▸ **PROMPT**
Give the number of lines containing the word "title" and nothing more.

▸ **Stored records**
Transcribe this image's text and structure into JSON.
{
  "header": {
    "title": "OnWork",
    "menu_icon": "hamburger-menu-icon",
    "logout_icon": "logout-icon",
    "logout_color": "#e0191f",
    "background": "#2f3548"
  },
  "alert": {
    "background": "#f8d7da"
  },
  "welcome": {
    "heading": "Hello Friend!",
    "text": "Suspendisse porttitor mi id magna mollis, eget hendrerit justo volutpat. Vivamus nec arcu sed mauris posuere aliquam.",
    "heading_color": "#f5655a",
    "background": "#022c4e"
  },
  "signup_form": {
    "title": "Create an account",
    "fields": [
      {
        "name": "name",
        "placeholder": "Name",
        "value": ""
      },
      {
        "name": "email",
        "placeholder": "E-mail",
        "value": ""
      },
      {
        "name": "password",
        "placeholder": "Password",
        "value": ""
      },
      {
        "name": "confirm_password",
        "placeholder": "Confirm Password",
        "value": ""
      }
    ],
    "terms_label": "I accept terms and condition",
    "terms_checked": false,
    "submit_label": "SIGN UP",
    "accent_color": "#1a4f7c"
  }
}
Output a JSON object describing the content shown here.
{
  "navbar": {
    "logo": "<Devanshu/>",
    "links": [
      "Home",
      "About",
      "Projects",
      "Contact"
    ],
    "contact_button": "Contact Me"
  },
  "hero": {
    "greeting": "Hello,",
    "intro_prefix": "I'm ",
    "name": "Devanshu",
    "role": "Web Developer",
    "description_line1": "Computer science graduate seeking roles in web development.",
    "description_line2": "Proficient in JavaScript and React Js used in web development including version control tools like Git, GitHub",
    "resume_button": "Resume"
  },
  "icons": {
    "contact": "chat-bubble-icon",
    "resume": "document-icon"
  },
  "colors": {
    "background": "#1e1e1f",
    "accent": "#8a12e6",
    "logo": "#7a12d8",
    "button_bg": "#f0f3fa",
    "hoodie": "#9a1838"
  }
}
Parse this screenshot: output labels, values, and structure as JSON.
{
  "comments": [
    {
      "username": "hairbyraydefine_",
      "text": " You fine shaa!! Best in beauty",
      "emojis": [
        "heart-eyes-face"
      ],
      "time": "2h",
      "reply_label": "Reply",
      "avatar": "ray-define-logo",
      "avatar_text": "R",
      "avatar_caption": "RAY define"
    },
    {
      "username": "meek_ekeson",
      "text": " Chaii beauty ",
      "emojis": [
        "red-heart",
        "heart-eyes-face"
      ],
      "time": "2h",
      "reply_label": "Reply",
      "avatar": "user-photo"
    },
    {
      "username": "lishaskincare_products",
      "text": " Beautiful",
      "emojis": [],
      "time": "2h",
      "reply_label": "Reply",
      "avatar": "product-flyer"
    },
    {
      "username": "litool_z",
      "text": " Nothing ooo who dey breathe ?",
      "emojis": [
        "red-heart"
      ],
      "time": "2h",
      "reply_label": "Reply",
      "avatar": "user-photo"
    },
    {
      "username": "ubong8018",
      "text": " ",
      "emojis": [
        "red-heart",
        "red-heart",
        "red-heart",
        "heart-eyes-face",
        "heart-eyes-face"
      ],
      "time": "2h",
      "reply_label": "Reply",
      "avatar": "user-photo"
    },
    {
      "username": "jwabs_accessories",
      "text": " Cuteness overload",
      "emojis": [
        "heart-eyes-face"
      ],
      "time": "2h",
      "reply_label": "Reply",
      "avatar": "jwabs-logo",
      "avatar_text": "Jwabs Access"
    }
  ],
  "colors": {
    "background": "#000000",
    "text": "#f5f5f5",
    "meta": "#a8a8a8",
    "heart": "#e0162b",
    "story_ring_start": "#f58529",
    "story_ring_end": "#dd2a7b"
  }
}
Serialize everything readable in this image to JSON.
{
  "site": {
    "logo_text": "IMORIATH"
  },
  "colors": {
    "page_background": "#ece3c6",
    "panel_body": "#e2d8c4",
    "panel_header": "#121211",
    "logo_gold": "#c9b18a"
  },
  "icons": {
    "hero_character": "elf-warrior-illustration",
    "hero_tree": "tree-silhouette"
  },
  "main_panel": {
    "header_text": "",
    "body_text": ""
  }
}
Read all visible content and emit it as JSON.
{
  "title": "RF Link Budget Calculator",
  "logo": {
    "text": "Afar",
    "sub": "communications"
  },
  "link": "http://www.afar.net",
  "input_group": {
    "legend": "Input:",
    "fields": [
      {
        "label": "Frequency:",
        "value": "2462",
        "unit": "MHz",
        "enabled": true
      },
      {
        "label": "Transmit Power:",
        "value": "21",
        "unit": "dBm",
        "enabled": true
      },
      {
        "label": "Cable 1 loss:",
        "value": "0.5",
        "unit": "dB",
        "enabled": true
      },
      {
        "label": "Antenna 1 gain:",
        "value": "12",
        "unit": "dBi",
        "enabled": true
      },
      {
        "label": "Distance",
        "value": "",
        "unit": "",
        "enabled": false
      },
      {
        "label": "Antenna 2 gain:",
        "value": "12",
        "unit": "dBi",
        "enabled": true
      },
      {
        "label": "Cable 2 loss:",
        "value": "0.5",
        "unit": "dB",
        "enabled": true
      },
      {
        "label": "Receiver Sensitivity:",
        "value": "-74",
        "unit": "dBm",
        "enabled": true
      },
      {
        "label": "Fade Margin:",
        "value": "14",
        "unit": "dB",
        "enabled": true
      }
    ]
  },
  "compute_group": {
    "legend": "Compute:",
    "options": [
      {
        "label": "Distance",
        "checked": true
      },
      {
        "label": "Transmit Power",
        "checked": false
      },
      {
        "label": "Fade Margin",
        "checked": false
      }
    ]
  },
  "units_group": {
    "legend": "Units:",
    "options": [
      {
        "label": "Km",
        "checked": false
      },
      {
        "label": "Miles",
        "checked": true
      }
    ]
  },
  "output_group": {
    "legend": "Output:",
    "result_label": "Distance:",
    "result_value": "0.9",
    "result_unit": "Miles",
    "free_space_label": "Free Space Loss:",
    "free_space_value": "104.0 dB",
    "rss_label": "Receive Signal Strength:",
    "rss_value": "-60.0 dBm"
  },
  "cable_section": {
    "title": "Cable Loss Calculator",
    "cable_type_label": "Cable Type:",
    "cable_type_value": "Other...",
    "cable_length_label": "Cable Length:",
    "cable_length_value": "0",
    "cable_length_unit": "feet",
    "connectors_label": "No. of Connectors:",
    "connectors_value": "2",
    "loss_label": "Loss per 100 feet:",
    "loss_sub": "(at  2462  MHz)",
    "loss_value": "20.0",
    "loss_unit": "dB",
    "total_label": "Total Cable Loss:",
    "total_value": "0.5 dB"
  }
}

▸ **FULL ANSWER**
4